Page —
Some of my own speculations are shared below:
- The bazaar model will be challenged.
People will increasingly retreat into safer, semi-private collaboration spaces—places where they can trust that they’re interacting either with real humans (friends or friends-of-friends) or with systems that guarantee their interactions won’t be harvested for training or weaponized against them. What remains on the public internet will likely be reduced to:
a. anonymized, read-only modes of participation, or
b. collaboration spaces gated by social proximity, not pure openness.
- Secure software distribution will become a lot more important.
In a world where a large part of FOSS code is written by agents, focus moves from how software is collaborated on to how software is trusted once it leaves the repository. As code becomes cheaper and faster to generate, the real bottleneck—and the real risk—moves to the distribution layer: verifying that the binaries, containers, models, and modules we run are authentic, untampered, and traceable back to legitimate maintainers.
- Traditional forges will be challenged.
Quoting from Zed:
Collaboration is continuous conversation, not discrete commits. You can’t snapshot every clarification, every pivot, every back-and-forth that shapes the code. We’re building a system that captures this entire dialogue: every edit, every discussion, linked durably to the code as it evolves. This frees collaboration from the rigid structure of commits.
I do share the same view and I do believe that in this new environment, decentralized alternatives shouldn’t simply imitate their centralized counterparts—they should diverge meaningfully.

Supplied information —

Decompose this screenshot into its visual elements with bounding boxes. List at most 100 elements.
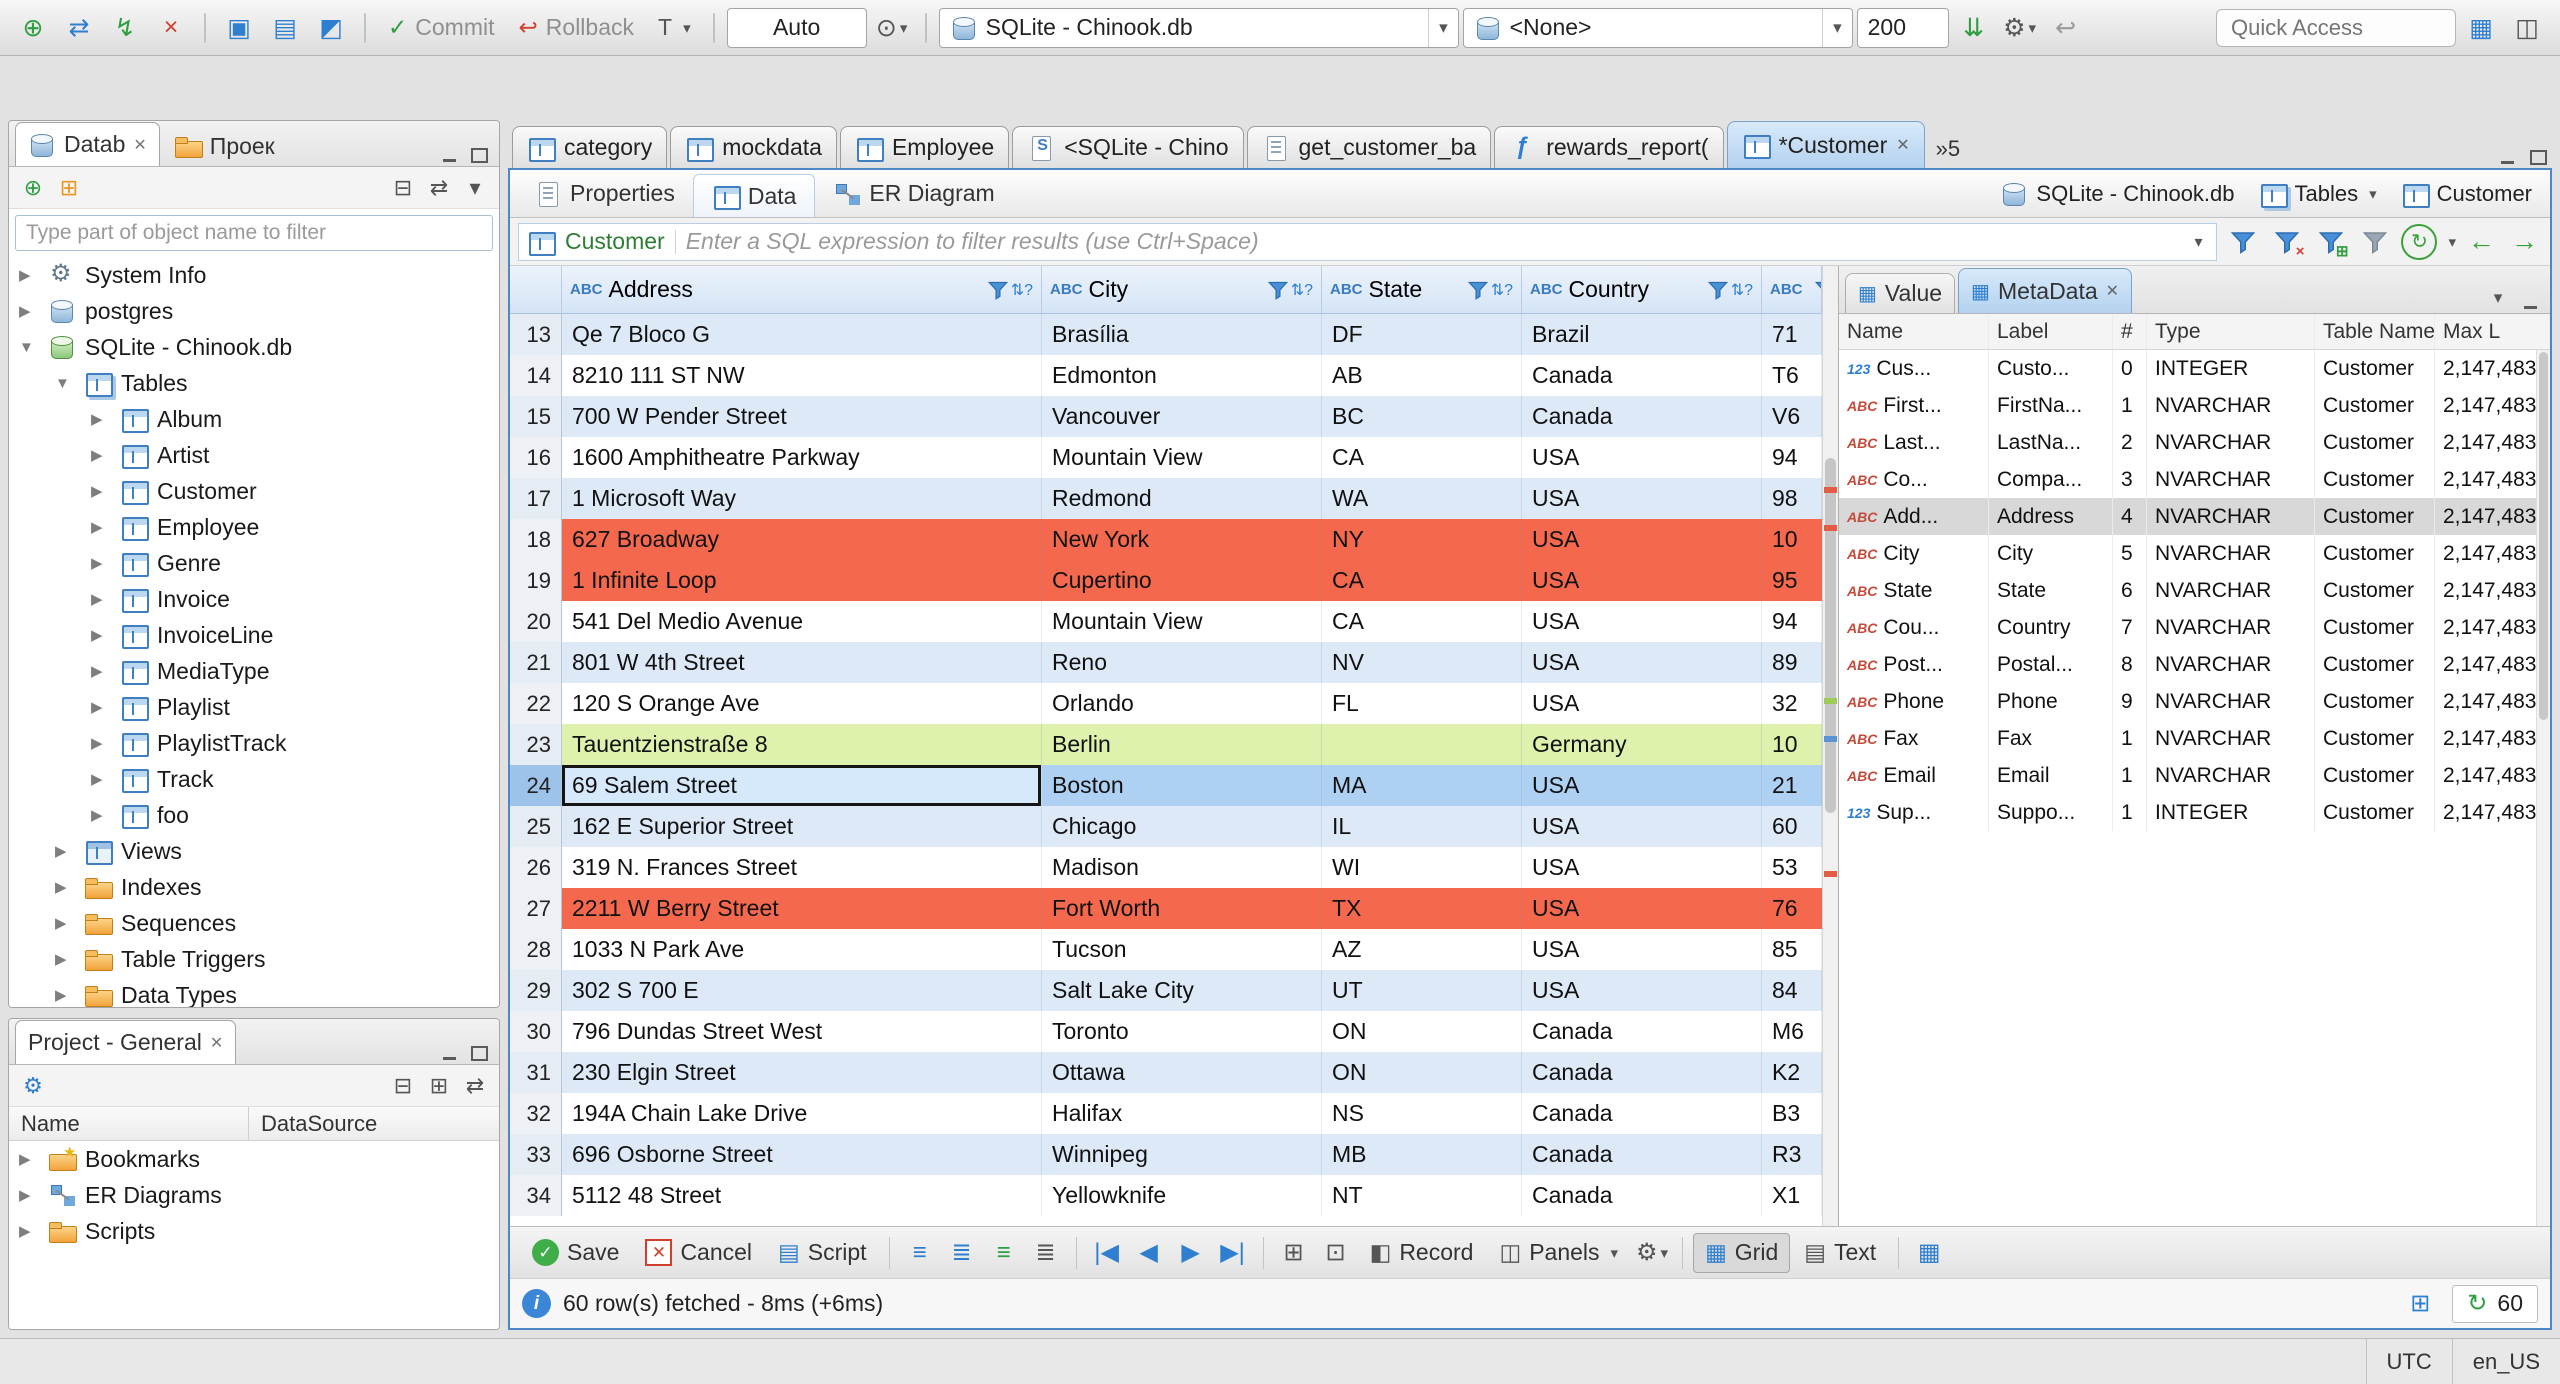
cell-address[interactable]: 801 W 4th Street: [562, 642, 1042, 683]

Parts of the exercise —
- 1) Quote the open-source collaboration passage word for word, starting at the words containing "- Secure software" and ending with "to legitimate maintainers.".
- 2) In the open-source collaboration passage, where do the real bottleneck and risk move as code becomes cheaper and faster to generate?
- 3) Carry on the passage about the future of open-source collaboration from its last sentence.
None of the data is needed here.

Task answers —
- 1)
- Secure software distribution will become a lot more important.
In a world where a large part of FOSS code is written by agents, focus moves from how software is collaborated on to how software is trusted once it leaves the repository. As code becomes cheaper and faster to generate, the real bottleneck—and the real risk—moves to the distribution layer: verifying that the binaries, containers, models, and modules we run are authentic, untampered, and traceable back to legitimate maintainers.

- 2) To the distribution layer.

- 3)
Our Strategy & Objectives for 2026
- Doubling down on privacy.
The Radicle protocol remains the only privacy-preserving and censorship-resistant protocol for code collaboration. I consider this an asset, so I am proposing that in 2026 the team should double down on those foundations—making the protocol even more resilient and making collaboration over private repos both:
a) much more user-friendly and simple, and
b) much more robust (likely introducing models for encryption at rest).
I am also proposing that we experiment with new local-first experiences and private workflows for small teams, reflecting today’s reality of software development, where collaboration increasingly involves both humans and agents.
For Drips, we should also explore what stronger privacy models could mean, though other priorities will take precedence in the short term.
- Doubling down on revenue and becoming fully self-sustainable.
Drips is already powering a diverse range of funding programs—including Stellar’s Wave, Filecoin’s RetroPGF, and the Ethereum Foundation’s Deep Funding— showing its versatility and growing market share. In 2026, we will continue adding new funding models to become the most complete solution in the industry while also expanding Drips with more AI-driven capabilities tailored to the needs of these programs, and build on our existing momentum to accelerate revenue growth.
Beyond Drips, a key objective for 2026 is for the Garden and Radworks app team to either become fully self-sustaining by year-end or adapt their approach to ensure their cost basis is directly supported. It’s an ambitious target from where we stand today, but Drips’ stability now allows me to personally focus almost all of my time on helping the Garden and Radworks app reach this milestone.
With the above in mind, I would like to propose a revenue target of crossing $3M in ecosystem revenue during 2026. This goal encompasses growth from Drips, new revenue streams from the Radworks app, and the initial monetization of Radicle Garden.
- Shipping and iterating with Garden and the Radworks app.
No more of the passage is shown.